Write out every record again, exactly.

*** Opening of DATA FOR REVIEW ***

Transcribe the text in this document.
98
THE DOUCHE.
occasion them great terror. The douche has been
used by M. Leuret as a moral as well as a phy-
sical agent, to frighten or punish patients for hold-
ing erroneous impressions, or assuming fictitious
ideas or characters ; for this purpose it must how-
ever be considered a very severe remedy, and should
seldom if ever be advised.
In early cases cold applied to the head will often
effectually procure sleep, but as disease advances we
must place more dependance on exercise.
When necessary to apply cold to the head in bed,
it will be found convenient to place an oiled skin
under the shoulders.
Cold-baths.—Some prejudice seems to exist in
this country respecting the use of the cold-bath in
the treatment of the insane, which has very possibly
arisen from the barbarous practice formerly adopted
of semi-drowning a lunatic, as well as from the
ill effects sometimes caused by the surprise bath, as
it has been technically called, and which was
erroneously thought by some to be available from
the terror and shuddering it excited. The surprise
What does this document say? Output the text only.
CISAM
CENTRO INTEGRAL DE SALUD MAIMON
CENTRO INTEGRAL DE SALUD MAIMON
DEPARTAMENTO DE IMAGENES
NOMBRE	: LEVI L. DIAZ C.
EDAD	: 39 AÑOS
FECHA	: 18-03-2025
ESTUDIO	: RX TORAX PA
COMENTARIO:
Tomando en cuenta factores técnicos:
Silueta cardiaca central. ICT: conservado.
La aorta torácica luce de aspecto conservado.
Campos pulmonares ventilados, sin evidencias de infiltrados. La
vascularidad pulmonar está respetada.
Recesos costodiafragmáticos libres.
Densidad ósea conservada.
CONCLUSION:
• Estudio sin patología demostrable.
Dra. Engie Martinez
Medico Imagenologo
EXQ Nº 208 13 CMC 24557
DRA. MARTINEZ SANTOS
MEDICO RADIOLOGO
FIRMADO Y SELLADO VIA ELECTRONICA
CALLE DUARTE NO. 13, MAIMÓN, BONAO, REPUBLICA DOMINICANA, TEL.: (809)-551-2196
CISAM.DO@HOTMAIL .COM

*** Close of DATA FOR REVIEW ***

RESPONSE TO THE TASK:
Transcribe the text in this document.
98
THE DOUCHE.
occasion them great terror. The douche has been
used by M. Leuret as a moral as well as a phy-
sical agent, to frighten or punish patients for hold-
ing erroneous impressions, or assuming fictitious
ideas or characters ; for this purpose it must how-
ever be considered a very severe remedy, and should
seldom if ever be advised.
In early cases cold applied to the head will often
effectually procure sleep, but as disease advances we
must place more dependance on exercise.
When necessary to apply cold to the head in bed,
it will be found convenient to place an oiled skin
under the shoulders.
Cold-baths.—Some prejudice seems to exist in
this country respecting the use of the cold-bath in
the treatment of the insane, which has very possibly
arisen from the barbarous practice formerly adopted
of semi-drowning a lunatic, as well as from the
ill effects sometimes caused by the surprise bath, as
it has been technically called, and which was
erroneously thought by some to be available from
the terror and shuddering it excited. The surprise
What does this document say? Output the text only.
CISAM
CENTRO INTEGRAL DE SALUD MAIMON
CENTRO INTEGRAL DE SALUD MAIMON
DEPARTAMENTO DE IMAGENES
NOMBRE	: LEVI L. DIAZ C.
EDAD	: 39 AÑOS
FECHA	: 18-03-2025
ESTUDIO	: RX TORAX PA
COMENTARIO:
Tomando en cuenta factores técnicos:
Silueta cardiaca central. ICT: conservado.
La aorta torácica luce de aspecto conservado.
Campos pulmonares ventilados, sin evidencias de infiltrados. La
vascularidad pulmonar está respetada.
Recesos costodiafragmáticos libres.
Densidad ósea conservada.
CONCLUSION:
• Estudio sin patología demostrable.
Dra. Engie Martinez
Medico Imagenologo
EXQ Nº 208 13 CMC 24557
DRA. MARTINEZ SANTOS
MEDICO RADIOLOGO
FIRMADO Y SELLADO VIA ELECTRONICA
CALLE DUARTE NO. 13, MAIMÓN, BONAO, REPUBLICA DOMINICANA, TEL.: (809)-551-2196
CISAM.DO@HOTMAIL .COM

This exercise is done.